RECORDS TO USE below:

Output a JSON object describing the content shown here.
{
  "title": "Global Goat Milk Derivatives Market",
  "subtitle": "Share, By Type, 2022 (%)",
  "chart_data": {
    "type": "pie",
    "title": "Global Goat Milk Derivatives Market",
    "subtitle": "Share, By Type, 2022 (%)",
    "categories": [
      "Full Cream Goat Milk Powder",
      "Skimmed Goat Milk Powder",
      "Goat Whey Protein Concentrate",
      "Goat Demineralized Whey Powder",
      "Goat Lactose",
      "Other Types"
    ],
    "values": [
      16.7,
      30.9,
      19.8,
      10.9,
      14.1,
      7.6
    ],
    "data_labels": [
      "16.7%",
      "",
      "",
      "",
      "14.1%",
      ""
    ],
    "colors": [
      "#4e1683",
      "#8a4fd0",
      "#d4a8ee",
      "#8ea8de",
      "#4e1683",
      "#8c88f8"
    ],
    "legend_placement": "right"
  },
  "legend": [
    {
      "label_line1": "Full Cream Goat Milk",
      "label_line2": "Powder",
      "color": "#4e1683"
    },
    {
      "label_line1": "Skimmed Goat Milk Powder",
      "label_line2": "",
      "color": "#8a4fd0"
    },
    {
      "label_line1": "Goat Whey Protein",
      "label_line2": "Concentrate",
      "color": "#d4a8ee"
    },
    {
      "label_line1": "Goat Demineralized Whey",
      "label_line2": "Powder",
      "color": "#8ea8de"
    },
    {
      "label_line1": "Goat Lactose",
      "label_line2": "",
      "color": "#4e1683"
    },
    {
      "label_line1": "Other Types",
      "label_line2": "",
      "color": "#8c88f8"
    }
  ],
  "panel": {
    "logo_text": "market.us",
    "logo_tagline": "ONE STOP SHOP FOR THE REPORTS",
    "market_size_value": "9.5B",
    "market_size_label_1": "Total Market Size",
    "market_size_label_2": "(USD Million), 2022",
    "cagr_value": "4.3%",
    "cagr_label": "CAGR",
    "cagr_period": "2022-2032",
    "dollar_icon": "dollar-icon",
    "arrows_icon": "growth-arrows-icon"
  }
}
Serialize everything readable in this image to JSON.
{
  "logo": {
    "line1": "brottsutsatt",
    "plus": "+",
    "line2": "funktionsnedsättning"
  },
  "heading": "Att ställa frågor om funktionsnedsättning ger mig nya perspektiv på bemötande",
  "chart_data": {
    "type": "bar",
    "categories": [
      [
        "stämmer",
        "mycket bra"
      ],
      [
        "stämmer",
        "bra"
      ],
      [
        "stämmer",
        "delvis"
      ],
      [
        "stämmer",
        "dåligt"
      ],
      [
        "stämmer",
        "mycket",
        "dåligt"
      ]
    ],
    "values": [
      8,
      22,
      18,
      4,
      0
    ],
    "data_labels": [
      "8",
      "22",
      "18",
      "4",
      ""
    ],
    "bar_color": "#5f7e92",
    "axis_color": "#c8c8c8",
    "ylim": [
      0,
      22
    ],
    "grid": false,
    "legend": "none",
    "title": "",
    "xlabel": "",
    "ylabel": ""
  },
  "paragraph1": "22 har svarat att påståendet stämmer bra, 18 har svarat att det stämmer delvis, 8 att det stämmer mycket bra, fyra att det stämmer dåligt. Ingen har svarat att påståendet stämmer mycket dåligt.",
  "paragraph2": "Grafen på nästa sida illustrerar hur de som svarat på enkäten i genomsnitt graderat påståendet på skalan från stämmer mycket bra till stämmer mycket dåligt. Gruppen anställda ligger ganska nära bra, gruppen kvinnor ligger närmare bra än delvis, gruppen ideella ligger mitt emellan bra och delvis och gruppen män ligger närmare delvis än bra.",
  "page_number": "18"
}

End of RECORDS TO USE.

ASSIGNMENT: Your answer should consist of every record, restated exactly.

REPLY TO THE TASK:
Output a JSON object describing the content shown here.
{
  "title": "Global Goat Milk Derivatives Market",
  "subtitle": "Share, By Type, 2022 (%)",
  "chart_data": {
    "type": "pie",
    "title": "Global Goat Milk Derivatives Market",
    "subtitle": "Share, By Type, 2022 (%)",
    "categories": [
      "Full Cream Goat Milk Powder",
      "Skimmed Goat Milk Powder",
      "Goat Whey Protein Concentrate",
      "Goat Demineralized Whey Powder",
      "Goat Lactose",
      "Other Types"
    ],
    "values": [
      16.7,
      30.9,
      19.8,
      10.9,
      14.1,
      7.6
    ],
    "data_labels": [
      "16.7%",
      "",
      "",
      "",
      "14.1%",
      ""
    ],
    "colors": [
      "#4e1683",
      "#8a4fd0",
      "#d4a8ee",
      "#8ea8de",
      "#4e1683",
      "#8c88f8"
    ],
    "legend_placement": "right"
  },
  "legend": [
    {
      "label_line1": "Full Cream Goat Milk",
      "label_line2": "Powder",
      "color": "#4e1683"
    },
    {
      "label_line1": "Skimmed Goat Milk Powder",
      "label_line2": "",
      "color": "#8a4fd0"
    },
    {
      "label_line1": "Goat Whey Protein",
      "label_line2": "Concentrate",
      "color": "#d4a8ee"
    },
    {
      "label_line1": "Goat Demineralized Whey",
      "label_line2": "Powder",
      "color": "#8ea8de"
    },
    {
      "label_line1": "Goat Lactose",
      "label_line2": "",
      "color": "#4e1683"
    },
    {
      "label_line1": "Other Types",
      "label_line2": "",
      "color": "#8c88f8"
    }
  ],
  "panel": {
    "logo_text": "market.us",
    "logo_tagline": "ONE STOP SHOP FOR THE REPORTS",
    "market_size_value": "9.5B",
    "market_size_label_1": "Total Market Size",
    "market_size_label_2": "(USD Million), 2022",
    "cagr_value": "4.3%",
    "cagr_label": "CAGR",
    "cagr_period": "2022-2032",
    "dollar_icon": "dollar-icon",
    "arrows_icon": "growth-arrows-icon"
  }
}
Serialize everything readable in this image to JSON.
{
  "logo": {
    "line1": "brottsutsatt",
    "plus": "+",
    "line2": "funktionsnedsättning"
  },
  "heading": "Att ställa frågor om funktionsnedsättning ger mig nya perspektiv på bemötande",
  "chart_data": {
    "type": "bar",
    "categories": [
      [
        "stämmer",
        "mycket bra"
      ],
      [
        "stämmer",
        "bra"
      ],
      [
        "stämmer",
        "delvis"
      ],
      [
        "stämmer",
        "dåligt"
      ],
      [
        "stämmer",
        "mycket",
        "dåligt"
      ]
    ],
    "values": [
      8,
      22,
      18,
      4,
      0
    ],
    "data_labels": [
      "8",
      "22",
      "18",
      "4",
      ""
    ],
    "bar_color": "#5f7e92",
    "axis_color": "#c8c8c8",
    "ylim": [
      0,
      22
    ],
    "grid": false,
    "legend": "none",
    "title": "",
    "xlabel": "",
    "ylabel": ""
  },
  "paragraph1": "22 har svarat att påståendet stämmer bra, 18 har svarat att det stämmer delvis, 8 att det stämmer mycket bra, fyra att det stämmer dåligt. Ingen har svarat att påståendet stämmer mycket dåligt.",
  "paragraph2": "Grafen på nästa sida illustrerar hur de som svarat på enkäten i genomsnitt graderat påståendet på skalan från stämmer mycket bra till stämmer mycket dåligt. Gruppen anställda ligger ganska nära bra, gruppen kvinnor ligger närmare bra än delvis, gruppen ideella ligger mitt emellan bra och delvis och gruppen män ligger närmare delvis än bra.",
  "page_number": "18"
}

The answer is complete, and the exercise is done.